**Exercise description**
Copy out the lines exactly, beginning with the line that contains "schedule-table — [33, 96, 768, 186]" and continuing through the end of the items, with both ends included.

**Spatial annotation items**
————

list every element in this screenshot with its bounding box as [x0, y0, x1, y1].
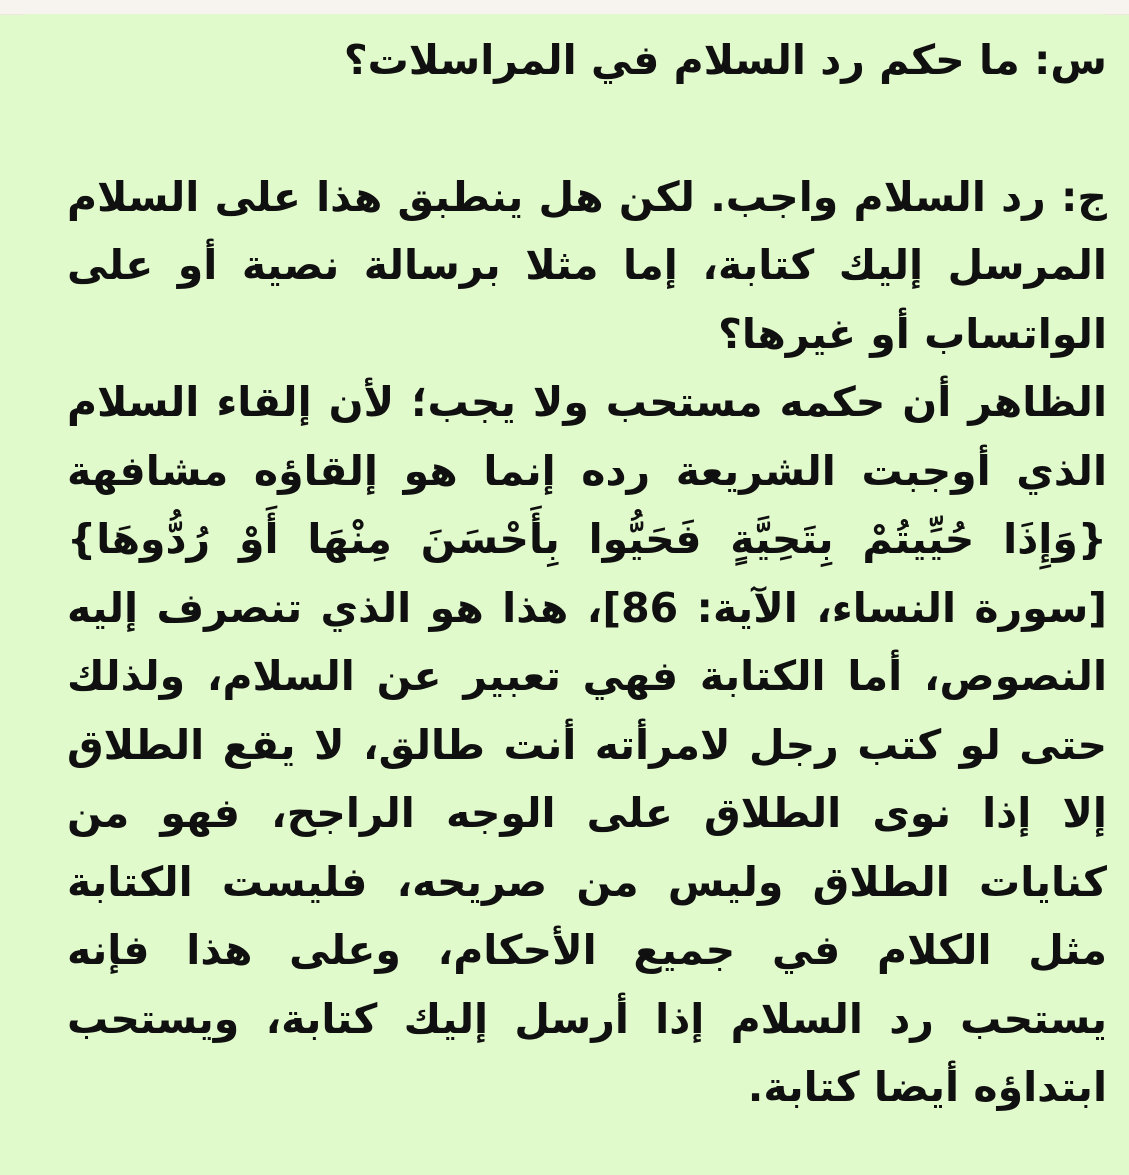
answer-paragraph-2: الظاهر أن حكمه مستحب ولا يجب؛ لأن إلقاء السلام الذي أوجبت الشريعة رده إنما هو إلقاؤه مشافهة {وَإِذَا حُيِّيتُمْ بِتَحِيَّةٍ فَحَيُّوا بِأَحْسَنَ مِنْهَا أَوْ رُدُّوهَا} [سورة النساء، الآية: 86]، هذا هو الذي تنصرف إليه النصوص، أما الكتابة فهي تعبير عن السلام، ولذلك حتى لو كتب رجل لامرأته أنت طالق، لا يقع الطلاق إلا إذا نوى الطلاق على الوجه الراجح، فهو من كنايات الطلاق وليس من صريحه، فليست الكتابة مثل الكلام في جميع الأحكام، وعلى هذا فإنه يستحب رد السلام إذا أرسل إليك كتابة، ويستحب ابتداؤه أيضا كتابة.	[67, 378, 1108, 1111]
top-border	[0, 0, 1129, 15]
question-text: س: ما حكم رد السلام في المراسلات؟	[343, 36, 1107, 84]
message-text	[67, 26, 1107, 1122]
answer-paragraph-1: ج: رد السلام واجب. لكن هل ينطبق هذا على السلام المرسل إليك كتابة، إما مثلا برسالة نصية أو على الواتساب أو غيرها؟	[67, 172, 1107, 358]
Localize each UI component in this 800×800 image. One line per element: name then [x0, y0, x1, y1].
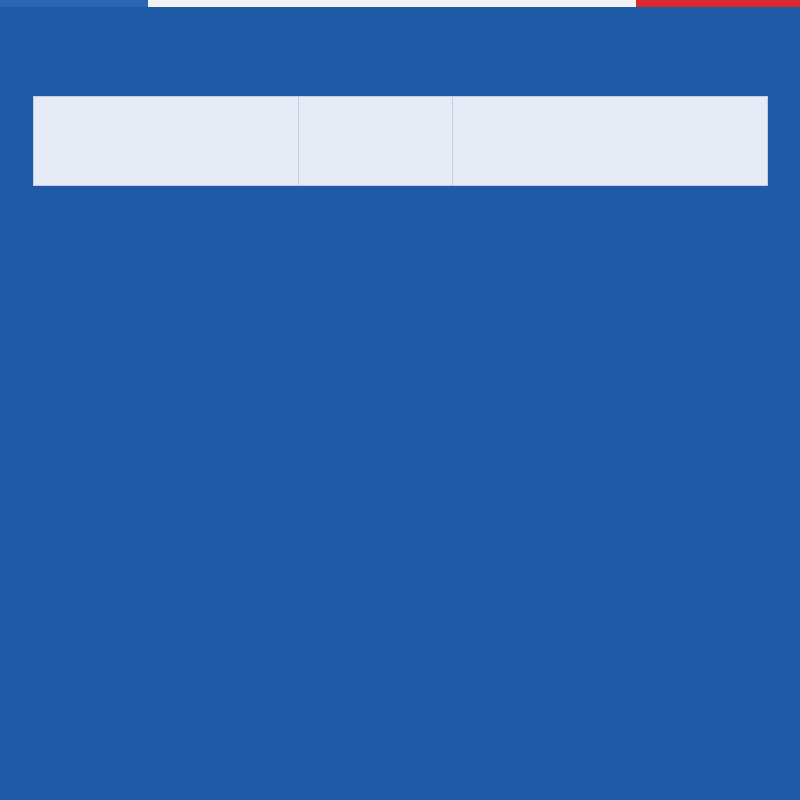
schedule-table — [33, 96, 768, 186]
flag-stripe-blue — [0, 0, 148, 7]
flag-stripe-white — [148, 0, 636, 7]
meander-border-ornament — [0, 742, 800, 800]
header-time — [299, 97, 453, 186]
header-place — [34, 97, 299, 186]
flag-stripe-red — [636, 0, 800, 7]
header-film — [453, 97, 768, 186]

————

**Answer in full**
schedule-table — [33, 96, 768, 186]
flag-stripe-blue — [0, 0, 148, 7]
flag-stripe-white — [148, 0, 636, 7]
meander-border-ornament — [0, 742, 800, 800]
header-time — [299, 97, 453, 186]
header-place — [34, 97, 299, 186]
flag-stripe-red — [636, 0, 800, 7]
header-film — [453, 97, 768, 186]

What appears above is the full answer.